Take the records underneath and set them down exactly.

-------- SUPPLIED RECORDS

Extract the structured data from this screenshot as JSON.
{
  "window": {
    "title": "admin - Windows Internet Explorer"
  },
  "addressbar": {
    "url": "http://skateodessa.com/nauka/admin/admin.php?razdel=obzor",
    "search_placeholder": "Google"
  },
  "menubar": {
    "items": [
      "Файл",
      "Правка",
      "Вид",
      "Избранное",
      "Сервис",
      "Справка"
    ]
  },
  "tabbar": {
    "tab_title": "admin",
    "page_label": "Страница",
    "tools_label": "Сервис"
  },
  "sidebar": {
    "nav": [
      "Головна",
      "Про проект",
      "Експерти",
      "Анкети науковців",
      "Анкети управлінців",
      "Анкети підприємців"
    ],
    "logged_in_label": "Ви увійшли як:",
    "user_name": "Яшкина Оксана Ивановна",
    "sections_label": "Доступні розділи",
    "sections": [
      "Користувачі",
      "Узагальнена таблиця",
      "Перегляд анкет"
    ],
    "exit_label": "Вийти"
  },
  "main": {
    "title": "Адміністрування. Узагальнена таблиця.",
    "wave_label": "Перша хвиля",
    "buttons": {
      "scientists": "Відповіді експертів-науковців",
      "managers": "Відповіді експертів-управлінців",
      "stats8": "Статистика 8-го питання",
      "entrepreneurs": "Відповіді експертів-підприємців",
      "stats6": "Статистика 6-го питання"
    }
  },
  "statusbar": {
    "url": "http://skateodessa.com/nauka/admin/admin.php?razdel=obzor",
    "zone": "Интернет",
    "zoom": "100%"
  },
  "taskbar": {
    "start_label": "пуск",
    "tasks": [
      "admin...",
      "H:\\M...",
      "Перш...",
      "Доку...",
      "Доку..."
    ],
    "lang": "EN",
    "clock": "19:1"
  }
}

----------------

- **THE RESPONSE**:
Extract the structured data from this screenshot as JSON.
{
  "window": {
    "title": "admin - Windows Internet Explorer"
  },
  "addressbar": {
    "url": "http://skateodessa.com/nauka/admin/admin.php?razdel=obzor",
    "search_placeholder": "Google"
  },
  "menubar": {
    "items": [
      "Файл",
      "Правка",
      "Вид",
      "Избранное",
      "Сервис",
      "Справка"
    ]
  },
  "tabbar": {
    "tab_title": "admin",
    "page_label": "Страница",
    "tools_label": "Сервис"
  },
  "sidebar": {
    "nav": [
      "Головна",
      "Про проект",
      "Експерти",
      "Анкети науковців",
      "Анкети управлінців",
      "Анкети підприємців"
    ],
    "logged_in_label": "Ви увійшли як:",
    "user_name": "Яшкина Оксана Ивановна",
    "sections_label": "Доступні розділи",
    "sections": [
      "Користувачі",
      "Узагальнена таблиця",
      "Перегляд анкет"
    ],
    "exit_label": "Вийти"
  },
  "main": {
    "title": "Адміністрування. Узагальнена таблиця.",
    "wave_label": "Перша хвиля",
    "buttons": {
      "scientists": "Відповіді експертів-науковців",
      "managers": "Відповіді експертів-управлінців",
      "stats8": "Статистика 8-го питання",
      "entrepreneurs": "Відповіді експертів-підприємців",
      "stats6": "Статистика 6-го питання"
    }
  },
  "statusbar": {
    "url": "http://skateodessa.com/nauka/admin/admin.php?razdel=obzor",
    "zone": "Интернет",
    "zoom": "100%"
  },
  "taskbar": {
    "start_label": "пуск",
    "tasks": [
      "admin...",
      "H:\\M...",
      "Перш...",
      "Доку...",
      "Доку..."
    ],
    "lang": "EN",
    "clock": "19:1"
  }
}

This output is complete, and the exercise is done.